Grids '98
July 27-28, 1998
The Drake Hotel
Chicago, IL

Registration Form


Grids '98: Designing, Building, and Using a National-Scale Grid

Grids '98 is a workshop focused on the technical and policy issues associated with the construction and use of a national-scale high-performance "grid."

Numerous Federal programs are by now underway or being planned to develop, prototype, integrate, and/or use various aspects of national-scale high-performance grid capabilities: the NSF PACIs, ASCI DISCOM, DOE2000, DOE's Strategic Simulation Initiative, NASA's Information Power Grid; also NGI, DARPA's Quorum, and Internet 2. These efforts promise collectively to enable revolutionary new approaches to science and engineering, based for example on tele-immersion and collaborative engineering; distributed supercomputing; tele-operation of scientific instruments; and knowledge synthesis from very large distributed databases.

However, significant technical and political obstacles must be overcome before a national infrastructure is in place and in routine use. The Grids '98 workshop is intended as a forum for discussion of important common concerns: purpose, architecture, practical deployment issues, long-term research problems, infrastructure requirements, opportunities for cooperation, etc. The goal is to identify concrete action items that can accelerate progress towards an integrated national infrastructure, and to take steps towards establishing a national grid community.

A new book collects papers presented and reviewed at an earlier workshop, held in September 1997; we will have copies of this available at Grids '98:

The Grid: Blueprint for a New Computing Infrastructure
I. Foster and C. Kesselman (Eds)
Morgan Kaufmann Publishers, 1998
http://www.mkp.com/grids

Participants will include representatives of all the various national grid efforts. The primary product will be a white paper summarizing what is learned in the workshop and implications for future actions.

The meeting will be held at the Drake Hotel in Chicago on July 27 and 28, 1998 (see below for accomodation details). These are the two days before the IEEE High-Performance Distributed Computing conference, also held at the Drake (July 29-31: http://www.mcs.anl.gov/hpdc7), which many of you may also find of interest.


PRELIMINARY SCHEDULE

Sunday July 26th

19:00-21:00

Reception

Monday July 27th

8:45- 9:15

Welcome and goals

9:15-10:00

Invited talk: Applications in the Humanities
John Unsworth, Institute for Advanced Technology in the Humanities, Virginia

10:30-11:30

Panel 1: Why Grids? Future Grid Applications
Rick Stevens (Chair), David Bader, John Unsworth, Tom DeFanti, Ron Bailey (overheads), Pete Beckman (overheads)

11:30-12:30

Panel 2: Grid Experiences: What We Have Learned
Bill Johnston (Chair), Alan Blatecky (overheads), Paul Messina, Charlie Catlett, Deb Agarwal, Al Geist (overheads)

14:00-15:00

Panel 3: Building the Grid: Technical and Policy Issues
John Toole (Chair), Bob Aiken, Andrew Grimshaw (overview overheads) (policy overheads), Kay Howell, Clifford Neuman (overheads), Miron Livny (overheads)

15:00-16:00

Panel 4: Research Challenges and Directions
Fran Berman (Chair) (overheads), Ken Kennedy(overheads), Carl Kesselman (overheads), David Farber, Bill Johnston, Andrew Chien [Joe Touch*]

16:30-18:00

Breakout groups

  1. Future Grid Applications (Bill Feiereisen, Chair)

Instructions for the task - Update the passage of the Grids '98 workshop announcement between "A new book collects" and "C. Kesselman (Eds)", inclusive, and write it out with "Blueprint" changed to "Roadmap".

Provided information -
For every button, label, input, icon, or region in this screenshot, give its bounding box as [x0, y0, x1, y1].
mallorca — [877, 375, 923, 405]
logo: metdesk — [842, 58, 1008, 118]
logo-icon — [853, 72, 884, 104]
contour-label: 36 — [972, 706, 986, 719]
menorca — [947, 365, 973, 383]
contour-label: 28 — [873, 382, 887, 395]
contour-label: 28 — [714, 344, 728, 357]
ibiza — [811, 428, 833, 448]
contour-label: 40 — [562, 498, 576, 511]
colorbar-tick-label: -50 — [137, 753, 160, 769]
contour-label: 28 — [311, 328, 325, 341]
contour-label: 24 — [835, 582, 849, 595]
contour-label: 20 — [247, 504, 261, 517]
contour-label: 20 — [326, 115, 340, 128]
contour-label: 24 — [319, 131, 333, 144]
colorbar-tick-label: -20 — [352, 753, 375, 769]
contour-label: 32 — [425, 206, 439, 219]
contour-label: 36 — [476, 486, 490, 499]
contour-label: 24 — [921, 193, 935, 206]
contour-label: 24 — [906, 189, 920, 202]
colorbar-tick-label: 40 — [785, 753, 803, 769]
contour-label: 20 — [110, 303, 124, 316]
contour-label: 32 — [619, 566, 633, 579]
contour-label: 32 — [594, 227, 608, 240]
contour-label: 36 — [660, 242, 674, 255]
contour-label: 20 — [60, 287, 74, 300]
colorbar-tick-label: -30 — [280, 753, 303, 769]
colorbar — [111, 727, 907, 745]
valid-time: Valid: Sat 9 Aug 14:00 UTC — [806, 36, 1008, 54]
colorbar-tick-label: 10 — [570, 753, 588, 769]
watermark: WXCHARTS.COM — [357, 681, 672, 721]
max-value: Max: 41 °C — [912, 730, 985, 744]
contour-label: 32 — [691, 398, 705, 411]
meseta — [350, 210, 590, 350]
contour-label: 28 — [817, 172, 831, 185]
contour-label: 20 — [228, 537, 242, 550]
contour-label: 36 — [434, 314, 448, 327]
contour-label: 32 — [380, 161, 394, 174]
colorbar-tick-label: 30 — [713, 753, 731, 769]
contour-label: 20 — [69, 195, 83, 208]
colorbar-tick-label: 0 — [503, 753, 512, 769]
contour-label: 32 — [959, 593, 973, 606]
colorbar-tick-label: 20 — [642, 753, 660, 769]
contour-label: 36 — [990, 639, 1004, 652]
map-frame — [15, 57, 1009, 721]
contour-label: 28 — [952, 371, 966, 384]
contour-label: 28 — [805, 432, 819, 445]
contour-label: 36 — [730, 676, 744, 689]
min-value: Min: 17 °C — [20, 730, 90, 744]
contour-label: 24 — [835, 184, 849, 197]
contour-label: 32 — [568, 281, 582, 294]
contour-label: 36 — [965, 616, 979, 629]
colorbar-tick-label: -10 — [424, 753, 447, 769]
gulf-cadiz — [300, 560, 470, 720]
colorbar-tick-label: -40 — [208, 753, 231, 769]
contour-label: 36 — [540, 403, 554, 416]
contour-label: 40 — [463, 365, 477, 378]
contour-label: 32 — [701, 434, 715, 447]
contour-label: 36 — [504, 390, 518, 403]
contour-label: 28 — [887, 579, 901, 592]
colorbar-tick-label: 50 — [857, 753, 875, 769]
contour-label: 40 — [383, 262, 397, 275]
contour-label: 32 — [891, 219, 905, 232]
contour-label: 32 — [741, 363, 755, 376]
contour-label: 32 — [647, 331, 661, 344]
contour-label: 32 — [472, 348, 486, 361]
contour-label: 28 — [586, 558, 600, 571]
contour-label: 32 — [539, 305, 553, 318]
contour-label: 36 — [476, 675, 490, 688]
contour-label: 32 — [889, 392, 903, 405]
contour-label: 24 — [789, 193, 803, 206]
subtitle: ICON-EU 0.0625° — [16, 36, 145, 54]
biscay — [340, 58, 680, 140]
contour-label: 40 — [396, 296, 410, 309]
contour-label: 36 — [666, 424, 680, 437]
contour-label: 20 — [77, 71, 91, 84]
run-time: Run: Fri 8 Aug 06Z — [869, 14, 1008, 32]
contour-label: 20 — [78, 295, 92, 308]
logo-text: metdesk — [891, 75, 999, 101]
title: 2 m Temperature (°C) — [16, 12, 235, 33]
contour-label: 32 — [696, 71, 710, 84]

Output -
A new book collects papers presented and reviewed at an earlier workshop, held in September 1997; we will have copies of this available at Grids '98:

The Grid: Roadmap for a New Computing Infrastructure
I. Foster and C. Kesselman (Eds)